------ Data for this exercise ------

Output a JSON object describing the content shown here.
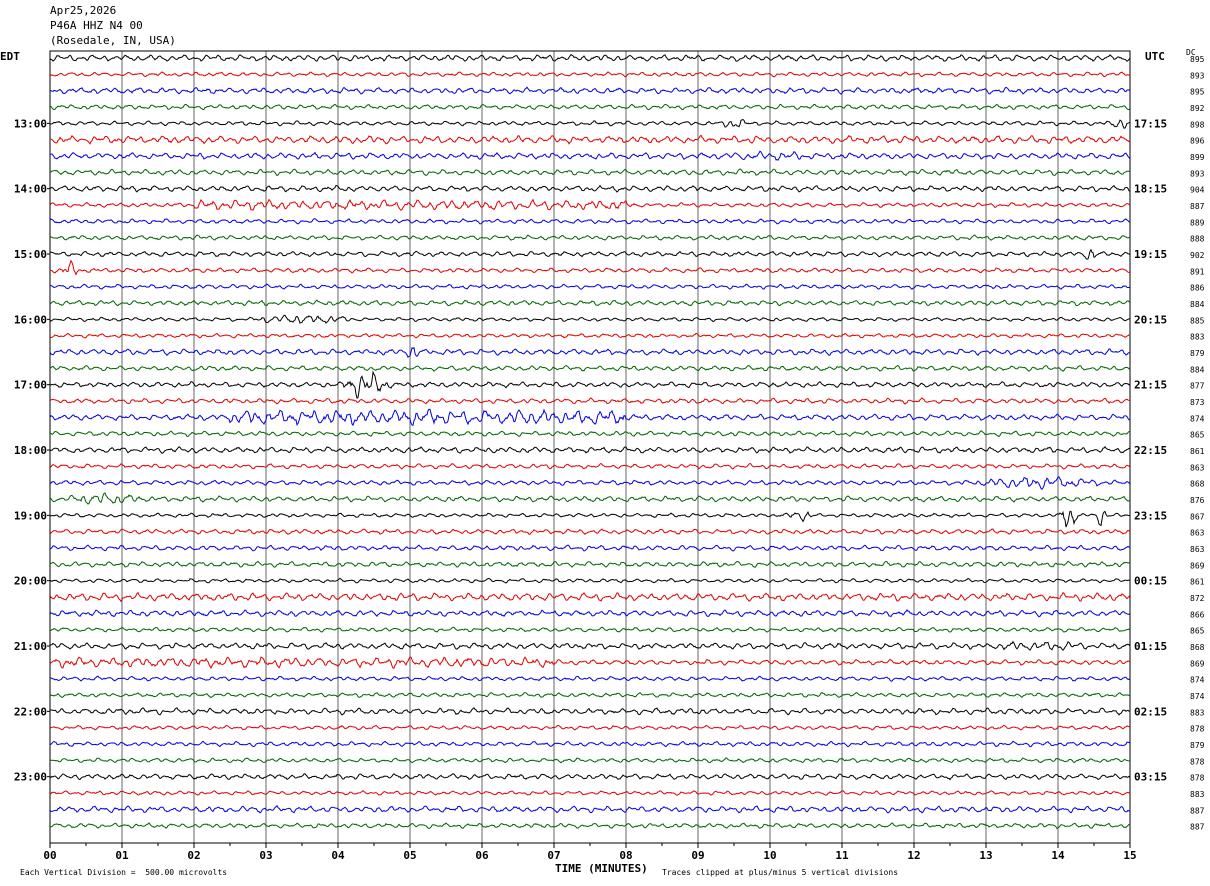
{
  "header": {
    "date": "Apr25,2026",
    "station": "P46A HHZ N4 00",
    "location": "(Rosedale, IN, USA)"
  },
  "left_zone_label": "EDT",
  "right_zone_label": "UTC",
  "dc_label": "DC",
  "footer": {
    "left": "Each Vertical Division =  500.00 microvolts",
    "right": "Traces clipped at plus/minus 5 vertical divisions"
  },
  "chart_data": {
    "type": "line",
    "title": "",
    "xlabel": "TIME (MINUTES)",
    "ylabel": "",
    "xlim": [
      0,
      15
    ],
    "x_ticks": [
      "00",
      "01",
      "02",
      "03",
      "04",
      "05",
      "06",
      "07",
      "08",
      "09",
      "10",
      "11",
      "12",
      "13",
      "14",
      "15"
    ],
    "trace_count": 48,
    "trace_minutes": 15,
    "trace_colors": [
      "#000000",
      "#e00000",
      "#0000e0",
      "#006400"
    ],
    "left_hour_labels": [
      "13:00",
      "14:00",
      "15:00",
      "16:00",
      "17:00",
      "18:00",
      "19:00",
      "20:00",
      "21:00",
      "22:00",
      "23:00"
    ],
    "right_hour_labels": [
      "17:15",
      "18:15",
      "19:15",
      "20:15",
      "21:15",
      "22:15",
      "23:15",
      "00:15",
      "01:15",
      "02:15",
      "03:15"
    ],
    "hour_label_first_trace": 4,
    "traces_per_hour": 4,
    "dc_offsets": [
      895,
      893,
      895,
      892,
      898,
      896,
      899,
      893,
      904,
      887,
      889,
      888,
      902,
      891,
      886,
      884,
      885,
      883,
      879,
      884,
      877,
      873,
      874,
      865,
      861,
      863,
      868,
      876,
      867,
      863,
      863,
      869,
      861,
      872,
      866,
      865,
      868,
      869,
      874,
      874,
      883,
      878,
      879,
      878,
      878,
      883,
      887,
      887
    ],
    "events": [
      {
        "trace": 4,
        "start_min": 9.3,
        "end_min": 9.7,
        "amp": 6
      },
      {
        "trace": 4,
        "start_min": 14.7,
        "end_min": 15.0,
        "amp": 6
      },
      {
        "trace": 5,
        "start_min": 0.0,
        "end_min": 15.0,
        "amp": 3
      },
      {
        "trace": 6,
        "start_min": 9.0,
        "end_min": 11.0,
        "amp": 4
      },
      {
        "trace": 6,
        "start_min": 0.0,
        "end_min": 15.0,
        "amp": 2.5
      },
      {
        "trace": 9,
        "start_min": 2.0,
        "end_min": 8.0,
        "amp": 4
      },
      {
        "trace": 12,
        "start_min": 14.3,
        "end_min": 14.6,
        "amp": 6
      },
      {
        "trace": 13,
        "start_min": 0.1,
        "end_min": 0.5,
        "amp": 7
      },
      {
        "trace": 16,
        "start_min": 2.5,
        "end_min": 4.5,
        "amp": 4
      },
      {
        "trace": 18,
        "start_min": 4.9,
        "end_min": 5.2,
        "amp": 7
      },
      {
        "trace": 20,
        "start_min": 4.0,
        "end_min": 4.8,
        "amp": 11
      },
      {
        "trace": 22,
        "start_min": 2.5,
        "end_min": 8.0,
        "amp": 6
      },
      {
        "trace": 26,
        "start_min": 12.5,
        "end_min": 15.0,
        "amp": 5
      },
      {
        "trace": 27,
        "start_min": 0.0,
        "end_min": 1.5,
        "amp": 5
      },
      {
        "trace": 28,
        "start_min": 10.2,
        "end_min": 10.7,
        "amp": 5
      },
      {
        "trace": 28,
        "start_min": 14.0,
        "end_min": 14.3,
        "amp": 12
      },
      {
        "trace": 28,
        "start_min": 14.5,
        "end_min": 14.7,
        "amp": 9
      },
      {
        "trace": 33,
        "start_min": 0.0,
        "end_min": 15.0,
        "amp": 3
      },
      {
        "trace": 36,
        "start_min": 12.5,
        "end_min": 15.0,
        "amp": 4
      },
      {
        "trace": 37,
        "start_min": 0.0,
        "end_min": 7.0,
        "amp": 4
      }
    ]
  }
}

------

Exercise details: Restate the full listing verbatim and drop every picture.

Solution to the exercise:
Output a JSON object describing the content shown here.
{
  "header": {
    "date": "Apr25,2026",
    "station": "P46A HHZ N4 00",
    "location": "(Rosedale, IN, USA)"
  },
  "left_zone_label": "EDT",
  "right_zone_label": "UTC",
  "dc_label": "DC",
  "footer": {
    "left": "Each Vertical Division =  500.00 microvolts",
    "right": "Traces clipped at plus/minus 5 vertical divisions"
  },
  "chart_data": {
    "type": "line",
    "title": "",
    "xlabel": "TIME (MINUTES)",
    "ylabel": "",
    "xlim": [
      0,
      15
    ],
    "x_ticks": [
      "00",
      "01",
      "02",
      "03",
      "04",
      "05",
      "06",
      "07",
      "08",
      "09",
      "10",
      "11",
      "12",
      "13",
      "14",
      "15"
    ],
    "trace_count": 48,
    "trace_minutes": 15,
    "trace_colors": [
      "#000000",
      "#e00000",
      "#0000e0",
      "#006400"
    ],
    "left_hour_labels": [
      "13:00",
      "14:00",
      "15:00",
      "16:00",
      "17:00",
      "18:00",
      "19:00",
      "20:00",
      "21:00",
      "22:00",
      "23:00"
    ],
    "right_hour_labels": [
      "17:15",
      "18:15",
      "19:15",
      "20:15",
      "21:15",
      "22:15",
      "23:15",
      "00:15",
      "01:15",
      "02:15",
      "03:15"
    ],
    "hour_label_first_trace": 4,
    "traces_per_hour": 4,
    "dc_offsets": [
      895,
      893,
      895,
      892,
      898,
      896,
      899,
      893,
      904,
      887,
      889,
      888,
      902,
      891,
      886,
      884,
      885,
      883,
      879,
      884,
      877,
      873,
      874,
      865,
      861,
      863,
      868,
      876,
      867,
      863,
      863,
      869,
      861,
      872,
      866,
      865,
      868,
      869,
      874,
      874,
      883,
      878,
      879,
      878,
      878,
      883,
      887,
      887
    ],
    "events": [
      {
        "trace": 4,
        "start_min": 9.3,
        "end_min": 9.7,
        "amp": 6
      },
      {
        "trace": 4,
        "start_min": 14.7,
        "end_min": 15.0,
        "amp": 6
      },
      {
        "trace": 5,
        "start_min": 0.0,
        "end_min": 15.0,
        "amp": 3
      },
      {
        "trace": 6,
        "start_min": 9.0,
        "end_min": 11.0,
        "amp": 4
      },
      {
        "trace": 6,
        "start_min": 0.0,
        "end_min": 15.0,
        "amp": 2.5
      },
      {
        "trace": 9,
        "start_min": 2.0,
        "end_min": 8.0,
        "amp": 4
      },
      {
        "trace": 12,
        "start_min": 14.3,
        "end_min": 14.6,
        "amp": 6
      },
      {
        "trace": 13,
        "start_min": 0.1,
        "end_min": 0.5,
        "amp": 7
      },
      {
        "trace": 16,
        "start_min": 2.5,
        "end_min": 4.5,
        "amp": 4
      },
      {
        "trace": 18,
        "start_min": 4.9,
        "end_min": 5.2,
        "amp": 7
      },
      {
        "trace": 20,
        "start_min": 4.0,
        "end_min": 4.8,
        "amp": 11
      },
      {
        "trace": 22,
        "start_min": 2.5,
        "end_min": 8.0,
        "amp": 6
      },
      {
        "trace": 26,
        "start_min": 12.5,
        "end_min": 15.0,
        "amp": 5
      },
      {
        "trace": 27,
        "start_min": 0.0,
        "end_min": 1.5,
        "amp": 5
      },
      {
        "trace": 28,
        "start_min": 10.2,
        "end_min": 10.7,
        "amp": 5
      },
      {
        "trace": 28,
        "start_min": 14.0,
        "end_min": 14.3,
        "amp": 12
      },
      {
        "trace": 28,
        "start_min": 14.5,
        "end_min": 14.7,
        "amp": 9
      },
      {
        "trace": 33,
        "start_min": 0.0,
        "end_min": 15.0,
        "amp": 3
      },
      {
        "trace": 36,
        "start_min": 12.5,
        "end_min": 15.0,
        "amp": 4
      },
      {
        "trace": 37,
        "start_min": 0.0,
        "end_min": 7.0,
        "amp": 4
      }
    ]
  }
}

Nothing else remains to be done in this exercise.